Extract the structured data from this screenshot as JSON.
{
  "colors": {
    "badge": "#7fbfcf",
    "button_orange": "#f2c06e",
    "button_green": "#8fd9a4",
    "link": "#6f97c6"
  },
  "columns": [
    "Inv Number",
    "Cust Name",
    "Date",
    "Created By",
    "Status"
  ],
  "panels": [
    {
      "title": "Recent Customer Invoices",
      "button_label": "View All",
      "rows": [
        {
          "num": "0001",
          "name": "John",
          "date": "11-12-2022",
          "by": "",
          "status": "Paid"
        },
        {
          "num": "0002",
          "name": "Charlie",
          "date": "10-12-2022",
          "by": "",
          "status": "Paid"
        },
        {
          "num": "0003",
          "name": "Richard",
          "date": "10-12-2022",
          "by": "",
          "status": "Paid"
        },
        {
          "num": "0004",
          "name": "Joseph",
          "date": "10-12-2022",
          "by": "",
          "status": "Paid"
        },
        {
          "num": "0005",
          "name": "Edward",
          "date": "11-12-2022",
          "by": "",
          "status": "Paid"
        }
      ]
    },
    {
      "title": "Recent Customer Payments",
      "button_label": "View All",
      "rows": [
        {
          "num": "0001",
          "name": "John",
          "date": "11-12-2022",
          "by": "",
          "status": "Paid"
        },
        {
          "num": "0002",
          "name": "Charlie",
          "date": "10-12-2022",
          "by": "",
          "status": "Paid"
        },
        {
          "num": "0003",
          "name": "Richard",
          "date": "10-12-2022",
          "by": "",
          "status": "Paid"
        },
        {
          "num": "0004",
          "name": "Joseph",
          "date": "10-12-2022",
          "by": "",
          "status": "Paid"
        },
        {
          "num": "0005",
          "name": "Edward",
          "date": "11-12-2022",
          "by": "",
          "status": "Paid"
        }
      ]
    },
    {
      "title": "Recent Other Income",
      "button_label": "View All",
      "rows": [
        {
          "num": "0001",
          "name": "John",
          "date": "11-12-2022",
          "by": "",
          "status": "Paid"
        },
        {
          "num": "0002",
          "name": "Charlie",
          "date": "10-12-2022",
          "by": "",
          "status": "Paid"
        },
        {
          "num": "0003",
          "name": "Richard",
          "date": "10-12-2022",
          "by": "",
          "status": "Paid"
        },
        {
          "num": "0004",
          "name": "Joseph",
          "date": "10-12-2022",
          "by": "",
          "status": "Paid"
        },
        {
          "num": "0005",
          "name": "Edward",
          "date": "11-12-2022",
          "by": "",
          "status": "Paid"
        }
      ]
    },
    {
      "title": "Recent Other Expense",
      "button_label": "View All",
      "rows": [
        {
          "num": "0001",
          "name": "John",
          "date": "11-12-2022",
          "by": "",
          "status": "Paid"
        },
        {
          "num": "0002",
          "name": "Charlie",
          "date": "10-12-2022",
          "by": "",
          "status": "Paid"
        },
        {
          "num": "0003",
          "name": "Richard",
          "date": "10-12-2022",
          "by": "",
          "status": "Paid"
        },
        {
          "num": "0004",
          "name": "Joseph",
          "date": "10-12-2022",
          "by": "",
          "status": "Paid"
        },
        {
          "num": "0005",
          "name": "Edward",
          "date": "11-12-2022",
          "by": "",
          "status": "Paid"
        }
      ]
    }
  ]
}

++++++++++

▶ **THE PROBLEM**:
Using the data above, reproduce every line exactly.

▶ **OUTPUT FOR THIS TASK**:
Extract the structured data from this screenshot as JSON.
{
  "colors": {
    "badge": "#7fbfcf",
    "button_orange": "#f2c06e",
    "button_green": "#8fd9a4",
    "link": "#6f97c6"
  },
  "columns": [
    "Inv Number",
    "Cust Name",
    "Date",
    "Created By",
    "Status"
  ],
  "panels": [
    {
      "title": "Recent Customer Invoices",
      "button_label": "View All",
      "rows": [
        {
          "num": "0001",
          "name": "John",
          "date": "11-12-2022",
          "by": "",
          "status": "Paid"
        },
        {
          "num": "0002",
          "name": "Charlie",
          "date": "10-12-2022",
          "by": "",
          "status": "Paid"
        },
        {
          "num": "0003",
          "name": "Richard",
          "date": "10-12-2022",
          "by": "",
          "status": "Paid"
        },
        {
          "num": "0004",
          "name": "Joseph",
          "date": "10-12-2022",
          "by": "",
          "status": "Paid"
        },
        {
          "num": "0005",
          "name": "Edward",
          "date": "11-12-2022",
          "by": "",
          "status": "Paid"
        }
      ]
    },
    {
      "title": "Recent Customer Payments",
      "button_label": "View All",
      "rows": [
        {
          "num": "0001",
          "name": "John",
          "date": "11-12-2022",
          "by": "",
          "status": "Paid"
        },
        {
          "num": "0002",
          "name": "Charlie",
          "date": "10-12-2022",
          "by": "",
          "status": "Paid"
        },
        {
          "num": "0003",
          "name": "Richard",
          "date": "10-12-2022",
          "by": "",
          "status": "Paid"
        },
        {
          "num": "0004",
          "name": "Joseph",
          "date": "10-12-2022",
          "by": "",
          "status": "Paid"
        },
        {
          "num": "0005",
          "name": "Edward",
          "date": "11-12-2022",
          "by": "",
          "status": "Paid"
        }
      ]
    },
    {
      "title": "Recent Other Income",
      "button_label": "View All",
      "rows": [
        {
          "num": "0001",
          "name": "John",
          "date": "11-12-2022",
          "by": "",
          "status": "Paid"
        },
        {
          "num": "0002",
          "name": "Charlie",
          "date": "10-12-2022",
          "by": "",
          "status": "Paid"
        },
        {
          "num": "0003",
          "name": "Richard",
          "date": "10-12-2022",
          "by": "",
          "status": "Paid"
        },
        {
          "num": "0004",
          "name": "Joseph",
          "date": "10-12-2022",
          "by": "",
          "status": "Paid"
        },
        {
          "num": "0005",
          "name": "Edward",
          "date": "11-12-2022",
          "by": "",
          "status": "Paid"
        }
      ]
    },
    {
      "title": "Recent Other Expense",
      "button_label": "View All",
      "rows": [
        {
          "num": "0001",
          "name": "John",
          "date": "11-12-2022",
          "by": "",
          "status": "Paid"
        },
        {
          "num": "0002",
          "name": "Charlie",
          "date": "10-12-2022",
          "by": "",
          "status": "Paid"
        },
        {
          "num": "0003",
          "name": "Richard",
          "date": "10-12-2022",
          "by": "",
          "status": "Paid"
        },
        {
          "num": "0004",
          "name": "Joseph",
          "date": "10-12-2022",
          "by": "",
          "status": "Paid"
        },
        {
          "num": "0005",
          "name": "Edward",
          "date": "11-12-2022",
          "by": "",
          "status": "Paid"
        }
      ]
    }
  ]
}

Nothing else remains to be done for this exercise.